== TEXT SEGMENT ==

The best commentators differ somewhat with regard to the meaning of Hebrews 9:15-16. But the natural explanation is that since the word διαθήκη meant both covenant or alliance and testament or will, the word is used in both senses, and the author was conscious of no logical difficulty in so using it. He means that God’s people, their sins having been taken away by Christ, are able to enter upon that inheritance, that rest of God, bequeathed to them by Christ, who Himself removed the encumbrance of past sins which barred access to it. But the idea of covenant is more fundamental. The only sacrifice of the Old Covenant which the Jews never repeated was that which established the original relation between God and the Hebrew people (Exodus 24:3-8). This was dedicated with blood. So was the New Covenant, the blood of the Son being ‘the blood of the covenant’ (Hebrews 10:29). And by it the whole region of man’s approach to God, the system of ‘the heavenly things’ themselves, was cleansed from the taint of sin. In Hebrews 10:29 the writer has in mind the words spoken by our Lord in instituting His Supper.

(d) The effect of Christ’s death on man is specially described by the ritual words ‘purify’ (καθαρίζειν), ‘sanctify’ (ἁγιάζειν), and ‘make perfect’ (τελειοῦν). These words do not exactly correspond with the terms of later theology. They are primarily ritual words, though they involve a truly ethical conception as used in this Epistle. They mean to remove the sense of guilt (Hebrews 9:14) or ‘evil conscience,’ to dedicate to God (Hebrews 10:10; Hebrews 10:29, Hebrews 13:12), to bring to that full enjoyment of spiritual privileges which the Levitical priesthood could not effect (Hebrews 7:11). The result of this work done by Christ is our sense of forgiveness and free access to God through Christ (Hebrews 4:16).

(e) The Ascension is the culminating point of the Atonement as offered by Christ to God. As a High Priest after the order of Melchizedek, i.e. with an eternal priesthood which belongs to the world to come, Christ offered Himself upon the cross (Hebrews 7:27, Hebrews 9:24-28). But as the Aaronic high priest carried the sacrificial blood on the day of Atonement into the Holy of Holies, so Christ entered heaven ‘through his blood’ having obtained ‘eternal redemption’ (Hebrews 9:12). He now exercises a priesthood which is after the order of Melchizedek, but at the same time fulfils the type of the Aaronic high priest’s action within the veil. He still remains High Priest and acts as such (Hebrews 6:20). Because He abideth for ever He hath His priesthood unchangeable (Hebrews 7:24). He manifests Himself to God for us (Hebrews 9:24), continuously interceding on our behalf (Hebrews 7:25). Into all His intercession the value of His offering is put, so that He is ‘the minister of the sanctuary’ above. His work is still of a sacerdotal nature, ‘it is necessary that this high priest also have somewhat to offer’ (Hebrews 8:1-3). The ‘somewhat’ is His blood or life. His blood retains its sacrificial efficacy, pleads to God for pardon, and speaks peace to man.

===

[JOB 1] Copy the records from their first line through the line containing "tick-label: 20s: [521, 173, 527, 177]", substituting "axis-label" for every "tick-label" and leaving everything else unchanged.

== STORED DATA ==

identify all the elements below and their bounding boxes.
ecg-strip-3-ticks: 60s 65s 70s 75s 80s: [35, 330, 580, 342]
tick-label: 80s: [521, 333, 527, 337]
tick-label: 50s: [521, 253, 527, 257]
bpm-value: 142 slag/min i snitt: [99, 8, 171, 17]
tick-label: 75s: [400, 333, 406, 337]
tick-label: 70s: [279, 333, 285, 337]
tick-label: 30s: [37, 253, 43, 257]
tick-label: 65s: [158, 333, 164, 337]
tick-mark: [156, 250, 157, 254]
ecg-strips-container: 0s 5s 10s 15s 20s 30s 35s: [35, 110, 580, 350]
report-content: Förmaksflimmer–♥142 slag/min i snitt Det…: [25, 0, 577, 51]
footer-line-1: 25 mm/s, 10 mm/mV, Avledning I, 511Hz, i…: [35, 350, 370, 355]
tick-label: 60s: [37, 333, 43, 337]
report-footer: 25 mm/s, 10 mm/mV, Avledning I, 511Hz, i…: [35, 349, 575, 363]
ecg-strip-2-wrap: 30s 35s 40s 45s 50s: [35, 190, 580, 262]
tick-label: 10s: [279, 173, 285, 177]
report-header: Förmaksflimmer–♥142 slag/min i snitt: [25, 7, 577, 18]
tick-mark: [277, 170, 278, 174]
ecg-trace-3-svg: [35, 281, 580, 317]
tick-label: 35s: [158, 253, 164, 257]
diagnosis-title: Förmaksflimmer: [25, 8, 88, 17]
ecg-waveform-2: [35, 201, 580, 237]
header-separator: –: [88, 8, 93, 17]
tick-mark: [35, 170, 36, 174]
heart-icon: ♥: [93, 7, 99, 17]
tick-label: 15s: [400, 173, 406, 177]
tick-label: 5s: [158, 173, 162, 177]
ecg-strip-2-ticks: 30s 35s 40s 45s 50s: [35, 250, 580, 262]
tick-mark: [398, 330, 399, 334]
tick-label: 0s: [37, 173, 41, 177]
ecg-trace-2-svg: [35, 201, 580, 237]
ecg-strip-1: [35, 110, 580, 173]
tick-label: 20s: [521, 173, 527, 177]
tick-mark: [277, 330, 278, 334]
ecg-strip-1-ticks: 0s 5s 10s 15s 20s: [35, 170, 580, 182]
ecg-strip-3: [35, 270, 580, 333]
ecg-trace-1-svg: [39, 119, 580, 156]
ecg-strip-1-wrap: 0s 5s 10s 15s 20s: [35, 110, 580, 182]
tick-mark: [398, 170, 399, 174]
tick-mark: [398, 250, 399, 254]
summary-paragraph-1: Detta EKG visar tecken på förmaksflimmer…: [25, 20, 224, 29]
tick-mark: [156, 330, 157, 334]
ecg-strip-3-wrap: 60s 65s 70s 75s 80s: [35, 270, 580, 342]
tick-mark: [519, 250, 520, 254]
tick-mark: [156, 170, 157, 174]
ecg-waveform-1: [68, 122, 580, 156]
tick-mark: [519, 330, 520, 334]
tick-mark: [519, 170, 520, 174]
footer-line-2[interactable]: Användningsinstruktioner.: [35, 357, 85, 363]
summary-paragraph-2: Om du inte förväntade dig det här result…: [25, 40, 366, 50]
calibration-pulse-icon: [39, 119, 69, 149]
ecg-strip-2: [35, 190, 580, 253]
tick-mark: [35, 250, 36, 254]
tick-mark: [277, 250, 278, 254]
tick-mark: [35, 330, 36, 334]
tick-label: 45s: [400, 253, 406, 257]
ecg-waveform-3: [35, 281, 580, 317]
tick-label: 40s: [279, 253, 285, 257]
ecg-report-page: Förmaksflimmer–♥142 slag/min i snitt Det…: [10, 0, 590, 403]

===

[JOB 2] In the passage on Hebrews, which sacrifice of the Old Covenant did the Jews never repeat?

[ANSWER 1]
identify all the elements below and their bounding boxes.
ecg-strip-3-ticks: 60s 65s 70s 75s 80s: [35, 330, 580, 342]
axis-label: 80s: [521, 333, 527, 337]
axis-label: 50s: [521, 253, 527, 257]
bpm-value: 142 slag/min i snitt: [99, 8, 171, 17]
axis-label: 75s: [400, 333, 406, 337]
axis-label: 70s: [279, 333, 285, 337]
axis-label: 30s: [37, 253, 43, 257]
axis-label: 65s: [158, 333, 164, 337]
tick-mark: [156, 250, 157, 254]
ecg-strips-container: 0s 5s 10s 15s 20s 30s 35s: [35, 110, 580, 350]
report-content: Förmaksflimmer–♥142 slag/min i snitt Det…: [25, 0, 577, 51]
footer-line-1: 25 mm/s, 10 mm/mV, Avledning I, 511Hz, i…: [35, 350, 370, 355]
axis-label: 60s: [37, 333, 43, 337]
report-footer: 25 mm/s, 10 mm/mV, Avledning I, 511Hz, i…: [35, 349, 575, 363]
ecg-strip-2-wrap: 30s 35s 40s 45s 50s: [35, 190, 580, 262]
axis-label: 10s: [279, 173, 285, 177]
report-header: Förmaksflimmer–♥142 slag/min i snitt: [25, 7, 577, 18]
tick-mark: [277, 170, 278, 174]
ecg-trace-3-svg: [35, 281, 580, 317]
axis-label: 35s: [158, 253, 164, 257]
diagnosis-title: Förmaksflimmer: [25, 8, 88, 17]
ecg-waveform-2: [35, 201, 580, 237]
header-separator: –: [88, 8, 93, 17]
tick-mark: [35, 170, 36, 174]
heart-icon: ♥: [93, 7, 99, 17]
axis-label: 15s: [400, 173, 406, 177]
axis-label: 5s: [158, 173, 162, 177]
ecg-strip-2-ticks: 30s 35s 40s 45s 50s: [35, 250, 580, 262]
tick-mark: [398, 330, 399, 334]
axis-label: 0s: [37, 173, 41, 177]
ecg-trace-2-svg: [35, 201, 580, 237]
ecg-strip-1: [35, 110, 580, 173]
axis-label: 20s: [521, 173, 527, 177]

[ANSWER 2] The one that established the original relation between God and the Hebrew people (Exodus 24:3-8).